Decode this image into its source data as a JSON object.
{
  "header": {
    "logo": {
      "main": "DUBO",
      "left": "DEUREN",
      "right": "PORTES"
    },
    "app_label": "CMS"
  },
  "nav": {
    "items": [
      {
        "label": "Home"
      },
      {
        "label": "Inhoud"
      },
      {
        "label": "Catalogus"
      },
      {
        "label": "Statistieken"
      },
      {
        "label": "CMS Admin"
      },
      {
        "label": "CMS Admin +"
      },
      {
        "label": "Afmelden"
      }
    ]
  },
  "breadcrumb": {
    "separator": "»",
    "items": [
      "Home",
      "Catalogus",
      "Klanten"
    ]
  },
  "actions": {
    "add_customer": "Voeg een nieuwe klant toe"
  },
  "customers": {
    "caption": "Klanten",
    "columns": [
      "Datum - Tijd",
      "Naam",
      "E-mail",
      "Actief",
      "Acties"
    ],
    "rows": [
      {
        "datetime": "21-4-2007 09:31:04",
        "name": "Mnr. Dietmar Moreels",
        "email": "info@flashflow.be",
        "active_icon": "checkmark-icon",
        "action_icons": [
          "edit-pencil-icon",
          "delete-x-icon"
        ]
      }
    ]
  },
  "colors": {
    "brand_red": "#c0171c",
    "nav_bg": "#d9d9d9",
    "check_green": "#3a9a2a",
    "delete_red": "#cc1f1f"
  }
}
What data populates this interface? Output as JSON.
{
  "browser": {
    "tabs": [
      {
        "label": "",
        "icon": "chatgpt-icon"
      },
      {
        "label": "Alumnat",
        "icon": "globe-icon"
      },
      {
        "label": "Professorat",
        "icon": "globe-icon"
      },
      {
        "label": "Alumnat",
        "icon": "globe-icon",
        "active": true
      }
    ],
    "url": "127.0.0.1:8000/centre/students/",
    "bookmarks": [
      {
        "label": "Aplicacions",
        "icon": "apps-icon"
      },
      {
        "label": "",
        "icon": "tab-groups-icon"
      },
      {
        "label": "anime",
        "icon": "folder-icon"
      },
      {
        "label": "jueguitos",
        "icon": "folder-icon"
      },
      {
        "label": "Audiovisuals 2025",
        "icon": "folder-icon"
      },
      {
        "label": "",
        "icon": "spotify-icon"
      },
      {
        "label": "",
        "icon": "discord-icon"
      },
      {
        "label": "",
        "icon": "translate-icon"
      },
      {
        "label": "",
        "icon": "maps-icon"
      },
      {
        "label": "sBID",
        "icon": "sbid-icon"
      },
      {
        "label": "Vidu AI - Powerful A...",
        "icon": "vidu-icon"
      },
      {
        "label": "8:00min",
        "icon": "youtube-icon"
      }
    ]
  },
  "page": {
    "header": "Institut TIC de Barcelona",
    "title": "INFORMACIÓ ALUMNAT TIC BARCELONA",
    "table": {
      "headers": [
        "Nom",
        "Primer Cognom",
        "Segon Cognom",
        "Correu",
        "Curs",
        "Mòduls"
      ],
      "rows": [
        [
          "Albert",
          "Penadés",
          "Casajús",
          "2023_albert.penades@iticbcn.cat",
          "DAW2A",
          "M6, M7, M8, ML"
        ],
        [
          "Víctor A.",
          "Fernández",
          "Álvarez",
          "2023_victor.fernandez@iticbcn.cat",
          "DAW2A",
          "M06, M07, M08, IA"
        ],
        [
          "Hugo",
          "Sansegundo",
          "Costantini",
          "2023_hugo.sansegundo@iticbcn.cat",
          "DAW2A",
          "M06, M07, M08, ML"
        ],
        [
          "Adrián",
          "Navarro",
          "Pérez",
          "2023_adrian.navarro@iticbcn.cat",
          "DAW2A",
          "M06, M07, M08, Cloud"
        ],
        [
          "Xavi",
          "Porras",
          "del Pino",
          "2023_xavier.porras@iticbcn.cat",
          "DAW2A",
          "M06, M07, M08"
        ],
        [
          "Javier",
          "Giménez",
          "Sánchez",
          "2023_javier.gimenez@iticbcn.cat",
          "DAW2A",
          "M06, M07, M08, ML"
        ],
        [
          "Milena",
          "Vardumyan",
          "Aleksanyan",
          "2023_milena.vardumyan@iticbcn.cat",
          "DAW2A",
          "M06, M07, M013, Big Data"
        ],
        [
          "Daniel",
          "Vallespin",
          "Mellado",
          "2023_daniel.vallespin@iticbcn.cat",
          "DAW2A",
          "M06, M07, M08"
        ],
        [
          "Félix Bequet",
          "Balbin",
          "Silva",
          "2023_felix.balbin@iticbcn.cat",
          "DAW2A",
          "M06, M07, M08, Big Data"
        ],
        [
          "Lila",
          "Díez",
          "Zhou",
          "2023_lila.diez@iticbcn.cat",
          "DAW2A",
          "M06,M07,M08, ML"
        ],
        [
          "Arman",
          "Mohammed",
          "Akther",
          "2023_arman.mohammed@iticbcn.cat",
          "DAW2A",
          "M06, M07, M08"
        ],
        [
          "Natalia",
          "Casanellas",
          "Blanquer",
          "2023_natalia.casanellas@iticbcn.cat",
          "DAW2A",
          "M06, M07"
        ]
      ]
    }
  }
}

→ AIM OF THE TASK:
Each line above is to be repeated exactly.

→ SOLUTION TO THIS EXERCISE:
Decode this image into its source data as a JSON object.
{
  "header": {
    "logo": {
      "main": "DUBO",
      "left": "DEUREN",
      "right": "PORTES"
    },
    "app_label": "CMS"
  },
  "nav": {
    "items": [
      {
        "label": "Home"
      },
      {
        "label": "Inhoud"
      },
      {
        "label": "Catalogus"
      },
      {
        "label": "Statistieken"
      },
      {
        "label": "CMS Admin"
      },
      {
        "label": "CMS Admin +"
      },
      {
        "label": "Afmelden"
      }
    ]
  },
  "breadcrumb": {
    "separator": "»",
    "items": [
      "Home",
      "Catalogus",
      "Klanten"
    ]
  },
  "actions": {
    "add_customer": "Voeg een nieuwe klant toe"
  },
  "customers": {
    "caption": "Klanten",
    "columns": [
      "Datum - Tijd",
      "Naam",
      "E-mail",
      "Actief",
      "Acties"
    ],
    "rows": [
      {
        "datetime": "21-4-2007 09:31:04",
        "name": "Mnr. Dietmar Moreels",
        "email": "info@flashflow.be",
        "active_icon": "checkmark-icon",
        "action_icons": [
          "edit-pencil-icon",
          "delete-x-icon"
        ]
      }
    ]
  },
  "colors": {
    "brand_red": "#c0171c",
    "nav_bg": "#d9d9d9",
    "check_green": "#3a9a2a",
    "delete_red": "#cc1f1f"
  }
}
What data populates this interface? Output as JSON.
{
  "browser": {
    "tabs": [
      {
        "label": "",
        "icon": "chatgpt-icon"
      },
      {
        "label": "Alumnat",
        "icon": "globe-icon"
      },
      {
        "label": "Professorat",
        "icon": "globe-icon"
      },
      {
        "label": "Alumnat",
        "icon": "globe-icon",
        "active": true
      }
    ],
    "url": "127.0.0.1:8000/centre/students/",
    "bookmarks": [
      {
        "label": "Aplicacions",
        "icon": "apps-icon"
      },
      {
        "label": "",
        "icon": "tab-groups-icon"
      },
      {
        "label": "anime",
        "icon": "folder-icon"
      },
      {
        "label": "jueguitos",
        "icon": "folder-icon"
      },
      {
        "label": "Audiovisuals 2025",
        "icon": "folder-icon"
      },
      {
        "label": "",
        "icon": "spotify-icon"
      },
      {
        "label": "",
        "icon": "discord-icon"
      },
      {
        "label": "",
        "icon": "translate-icon"
      },
      {
        "label": "",
        "icon": "maps-icon"
      },
      {
        "label": "sBID",
        "icon": "sbid-icon"
      },
      {
        "label": "Vidu AI - Powerful A...",
        "icon": "vidu-icon"
      },
      {
        "label": "8:00min",
        "icon": "youtube-icon"
      }
    ]
  },
  "page": {
    "header": "Institut TIC de Barcelona",
    "title": "INFORMACIÓ ALUMNAT TIC BARCELONA",
    "table": {
      "headers": [
        "Nom",
        "Primer Cognom",
        "Segon Cognom",
        "Correu",
        "Curs",
        "Mòduls"
      ],
      "rows": [
        [
          "Albert",
          "Penadés",
          "Casajús",
          "2023_albert.penades@iticbcn.cat",
          "DAW2A",
          "M6, M7, M8, ML"
        ],
        [
          "Víctor A.",
          "Fernández",
          "Álvarez",
          "2023_victor.fernandez@iticbcn.cat",
          "DAW2A",
          "M06, M07, M08, IA"
        ],
        [
          "Hugo",
          "Sansegundo",
          "Costantini",
          "2023_hugo.sansegundo@iticbcn.cat",
          "DAW2A",
          "M06, M07, M08, ML"
        ],
        [
          "Adrián",
          "Navarro",
          "Pérez",
          "2023_adrian.navarro@iticbcn.cat",
          "DAW2A",
          "M06, M07, M08, Cloud"
        ],
        [
          "Xavi",
          "Porras",
          "del Pino",
          "2023_xavier.porras@iticbcn.cat",
          "DAW2A",
          "M06, M07, M08"
        ],
        [
          "Javier",
          "Giménez",
          "Sánchez",
          "2023_javier.gimenez@iticbcn.cat",
          "DAW2A",
          "M06, M07, M08, ML"
        ],
        [
          "Milena",
          "Vardumyan",
          "Aleksanyan",
          "2023_milena.vardumyan@iticbcn.cat",
          "DAW2A",
          "M06, M07, M013, Big Data"
        ],
        [
          "Daniel",
          "Vallespin",
          "Mellado",
          "2023_daniel.vallespin@iticbcn.cat",
          "DAW2A",
          "M06, M07, M08"
        ],
        [
          "Félix Bequet",
          "Balbin",
          "Silva",
          "2023_felix.balbin@iticbcn.cat",
          "DAW2A",
          "M06, M07, M08, Big Data"
        ],
        [
          "Lila",
          "Díez",
          "Zhou",
          "2023_lila.diez@iticbcn.cat",
          "DAW2A",
          "M06,M07,M08, ML"
        ],
        [
          "Arman",
          "Mohammed",
          "Akther",
          "2023_arman.mohammed@iticbcn.cat",
          "DAW2A",
          "M06, M07, M08"
        ],
        [
          "Natalia",
          "Casanellas",
          "Blanquer",
          "2023_natalia.casanellas@iticbcn.cat",
          "DAW2A",
          "M06, M07"
        ]
      ]
    }
  }
}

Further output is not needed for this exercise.